== Given data

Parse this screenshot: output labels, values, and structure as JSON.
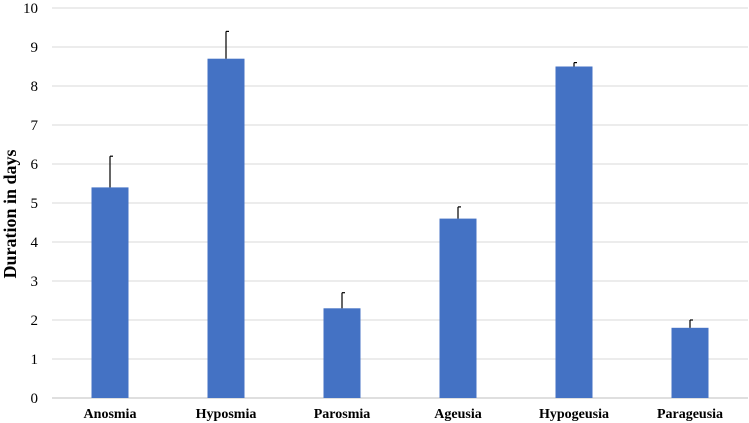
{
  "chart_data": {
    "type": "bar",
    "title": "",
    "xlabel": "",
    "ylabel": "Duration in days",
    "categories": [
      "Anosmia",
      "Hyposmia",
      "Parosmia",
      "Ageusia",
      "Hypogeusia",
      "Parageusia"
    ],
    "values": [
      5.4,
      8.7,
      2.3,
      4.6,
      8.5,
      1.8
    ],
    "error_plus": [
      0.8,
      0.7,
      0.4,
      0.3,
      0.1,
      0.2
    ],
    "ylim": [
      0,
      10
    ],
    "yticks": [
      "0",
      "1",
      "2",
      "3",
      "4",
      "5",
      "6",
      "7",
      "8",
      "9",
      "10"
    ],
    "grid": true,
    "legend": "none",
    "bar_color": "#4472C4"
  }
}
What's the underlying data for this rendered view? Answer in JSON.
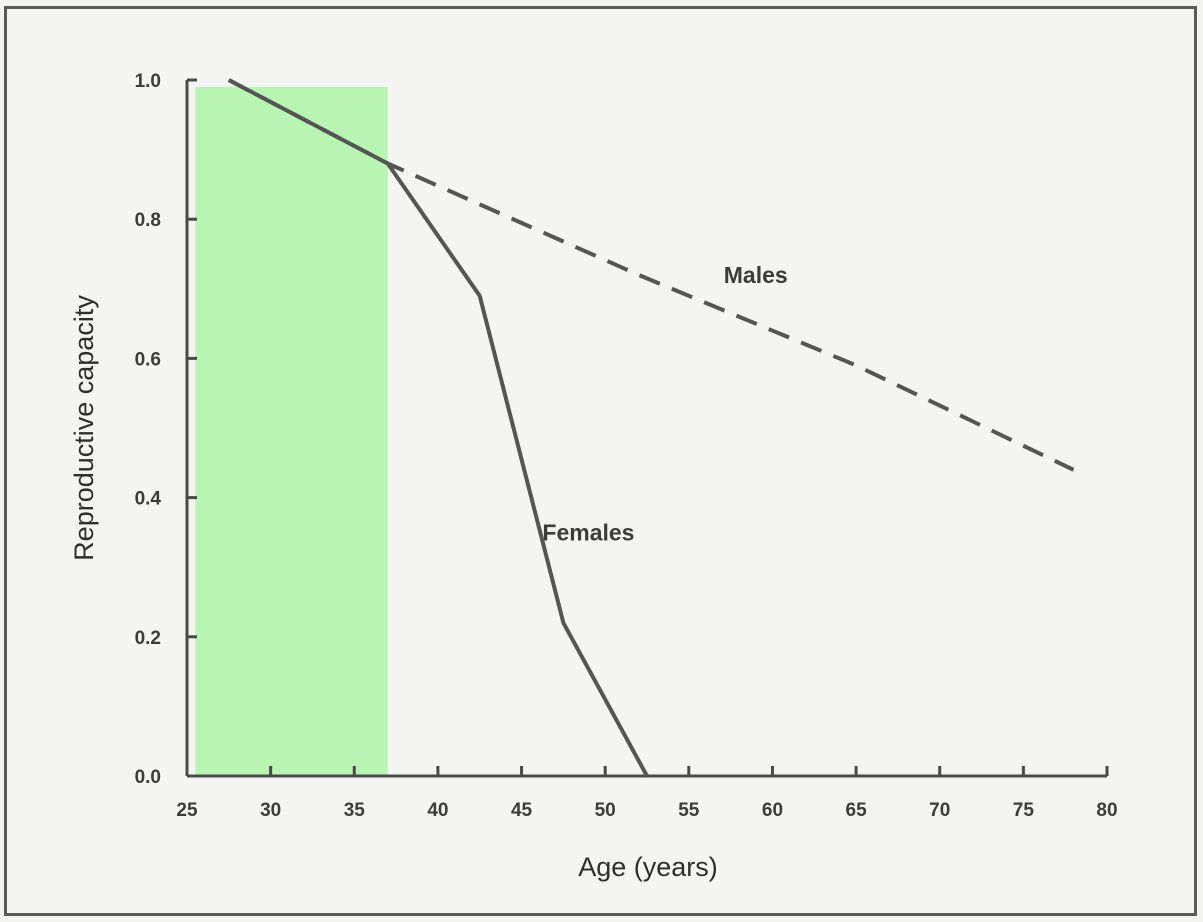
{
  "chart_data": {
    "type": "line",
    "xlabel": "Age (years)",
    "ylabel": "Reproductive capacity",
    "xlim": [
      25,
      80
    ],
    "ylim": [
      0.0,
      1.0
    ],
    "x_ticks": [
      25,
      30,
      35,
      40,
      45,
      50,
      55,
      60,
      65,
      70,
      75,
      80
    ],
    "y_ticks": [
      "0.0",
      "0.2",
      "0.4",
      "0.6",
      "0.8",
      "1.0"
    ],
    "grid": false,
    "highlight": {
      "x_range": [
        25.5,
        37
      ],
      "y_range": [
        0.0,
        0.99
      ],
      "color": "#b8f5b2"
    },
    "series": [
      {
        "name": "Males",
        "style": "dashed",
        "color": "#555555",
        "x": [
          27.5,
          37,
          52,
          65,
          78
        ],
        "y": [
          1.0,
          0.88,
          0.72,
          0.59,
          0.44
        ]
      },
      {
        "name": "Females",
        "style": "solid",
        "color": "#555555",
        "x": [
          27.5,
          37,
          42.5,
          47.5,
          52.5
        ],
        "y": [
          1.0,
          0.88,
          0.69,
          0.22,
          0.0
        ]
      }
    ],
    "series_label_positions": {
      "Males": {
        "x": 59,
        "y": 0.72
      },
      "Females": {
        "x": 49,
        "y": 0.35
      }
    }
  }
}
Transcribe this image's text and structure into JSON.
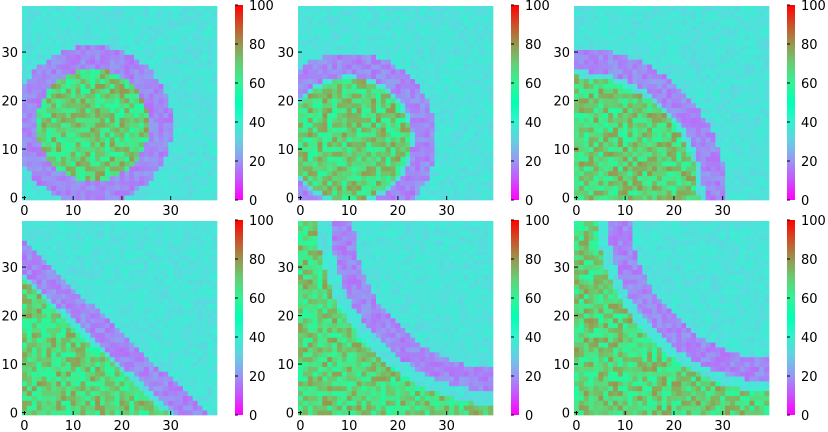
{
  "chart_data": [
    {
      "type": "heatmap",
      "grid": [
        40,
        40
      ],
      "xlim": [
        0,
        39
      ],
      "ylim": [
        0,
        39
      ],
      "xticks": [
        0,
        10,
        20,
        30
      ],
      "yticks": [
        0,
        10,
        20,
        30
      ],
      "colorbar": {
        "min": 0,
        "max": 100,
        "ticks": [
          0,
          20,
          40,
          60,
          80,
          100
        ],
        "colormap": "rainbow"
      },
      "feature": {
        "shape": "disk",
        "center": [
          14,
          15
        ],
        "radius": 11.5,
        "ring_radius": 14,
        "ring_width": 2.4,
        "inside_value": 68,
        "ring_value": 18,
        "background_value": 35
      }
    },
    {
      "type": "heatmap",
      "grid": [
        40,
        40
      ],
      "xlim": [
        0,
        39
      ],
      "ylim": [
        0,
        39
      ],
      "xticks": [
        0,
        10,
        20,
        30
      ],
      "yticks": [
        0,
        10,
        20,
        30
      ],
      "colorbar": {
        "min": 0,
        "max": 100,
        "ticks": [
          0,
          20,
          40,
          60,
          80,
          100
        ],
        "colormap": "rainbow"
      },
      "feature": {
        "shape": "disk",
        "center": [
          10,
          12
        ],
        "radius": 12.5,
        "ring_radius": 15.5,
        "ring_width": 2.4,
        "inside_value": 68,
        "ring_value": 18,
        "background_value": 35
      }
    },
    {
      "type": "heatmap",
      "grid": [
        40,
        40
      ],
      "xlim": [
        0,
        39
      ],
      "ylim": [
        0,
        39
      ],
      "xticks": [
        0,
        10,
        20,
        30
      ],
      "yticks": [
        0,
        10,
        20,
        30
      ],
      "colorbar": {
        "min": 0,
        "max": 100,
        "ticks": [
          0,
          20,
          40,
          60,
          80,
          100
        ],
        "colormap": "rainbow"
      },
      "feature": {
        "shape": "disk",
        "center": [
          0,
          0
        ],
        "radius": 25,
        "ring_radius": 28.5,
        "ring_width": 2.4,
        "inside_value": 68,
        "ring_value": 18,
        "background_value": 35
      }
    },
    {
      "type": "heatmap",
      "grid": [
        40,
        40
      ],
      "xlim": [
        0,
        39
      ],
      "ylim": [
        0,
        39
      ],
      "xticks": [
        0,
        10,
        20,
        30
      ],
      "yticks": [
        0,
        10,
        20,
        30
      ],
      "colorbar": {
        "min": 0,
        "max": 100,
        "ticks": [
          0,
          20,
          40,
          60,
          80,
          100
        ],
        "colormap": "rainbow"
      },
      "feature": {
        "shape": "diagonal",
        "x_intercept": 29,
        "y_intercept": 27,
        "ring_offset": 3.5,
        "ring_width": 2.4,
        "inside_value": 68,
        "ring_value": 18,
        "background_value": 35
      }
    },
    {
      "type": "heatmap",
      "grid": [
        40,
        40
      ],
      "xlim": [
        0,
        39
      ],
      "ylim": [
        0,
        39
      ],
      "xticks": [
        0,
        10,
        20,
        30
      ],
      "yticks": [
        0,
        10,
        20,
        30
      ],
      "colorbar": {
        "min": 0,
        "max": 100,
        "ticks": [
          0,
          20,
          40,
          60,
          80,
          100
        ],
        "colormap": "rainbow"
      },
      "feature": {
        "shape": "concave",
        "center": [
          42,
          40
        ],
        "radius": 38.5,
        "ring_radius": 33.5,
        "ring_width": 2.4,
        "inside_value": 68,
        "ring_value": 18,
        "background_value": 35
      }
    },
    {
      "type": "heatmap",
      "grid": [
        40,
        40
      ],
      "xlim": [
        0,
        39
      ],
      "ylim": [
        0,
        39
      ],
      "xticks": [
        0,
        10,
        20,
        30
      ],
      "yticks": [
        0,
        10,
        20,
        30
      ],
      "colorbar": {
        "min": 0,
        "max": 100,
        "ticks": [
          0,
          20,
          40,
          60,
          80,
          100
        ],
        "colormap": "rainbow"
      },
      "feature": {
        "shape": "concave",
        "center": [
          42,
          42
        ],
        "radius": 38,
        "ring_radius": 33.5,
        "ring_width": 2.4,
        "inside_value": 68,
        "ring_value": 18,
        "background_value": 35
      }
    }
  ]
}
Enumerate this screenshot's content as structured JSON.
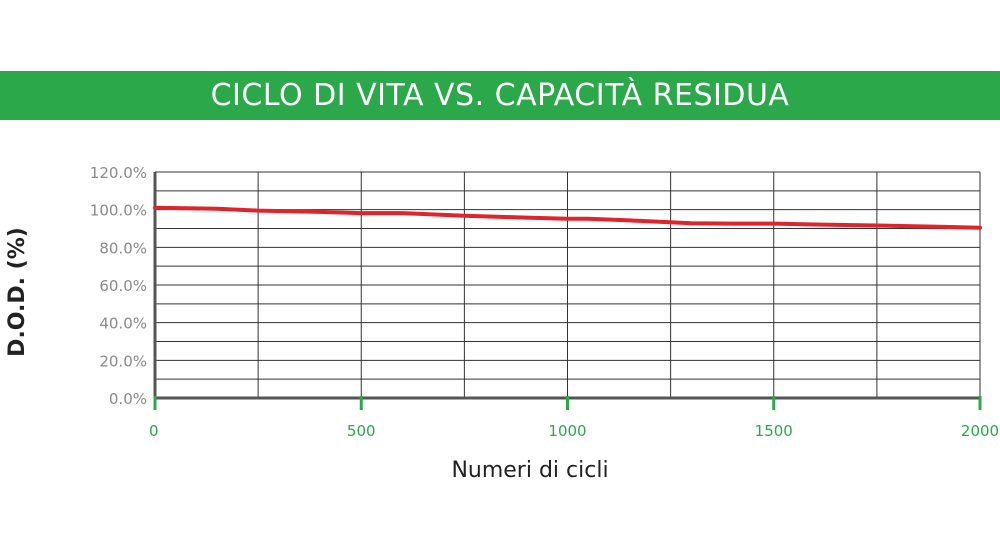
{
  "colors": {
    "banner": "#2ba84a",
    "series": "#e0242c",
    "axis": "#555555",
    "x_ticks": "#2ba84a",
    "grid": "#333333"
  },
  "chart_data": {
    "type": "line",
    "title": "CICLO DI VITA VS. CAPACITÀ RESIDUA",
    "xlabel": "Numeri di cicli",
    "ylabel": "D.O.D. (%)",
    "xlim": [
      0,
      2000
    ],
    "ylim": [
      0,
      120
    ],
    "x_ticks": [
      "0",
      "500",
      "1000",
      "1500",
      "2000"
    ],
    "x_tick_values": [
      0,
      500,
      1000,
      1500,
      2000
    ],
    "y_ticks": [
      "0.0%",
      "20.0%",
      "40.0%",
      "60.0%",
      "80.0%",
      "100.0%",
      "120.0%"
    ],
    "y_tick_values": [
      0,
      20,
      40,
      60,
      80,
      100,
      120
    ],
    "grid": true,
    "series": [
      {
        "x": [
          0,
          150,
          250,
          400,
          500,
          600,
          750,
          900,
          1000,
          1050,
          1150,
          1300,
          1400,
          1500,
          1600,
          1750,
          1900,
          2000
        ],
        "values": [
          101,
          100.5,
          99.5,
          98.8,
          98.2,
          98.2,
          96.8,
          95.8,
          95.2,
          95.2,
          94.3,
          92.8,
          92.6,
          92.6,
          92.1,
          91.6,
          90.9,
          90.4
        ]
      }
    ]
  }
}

====

**Given instruction:**
In the entries above, identify every line with the string "title".

**Correct output:**
    "title": "",
    "title": "CICLO DI VITA VS. CAPACITÀ RESIDUA",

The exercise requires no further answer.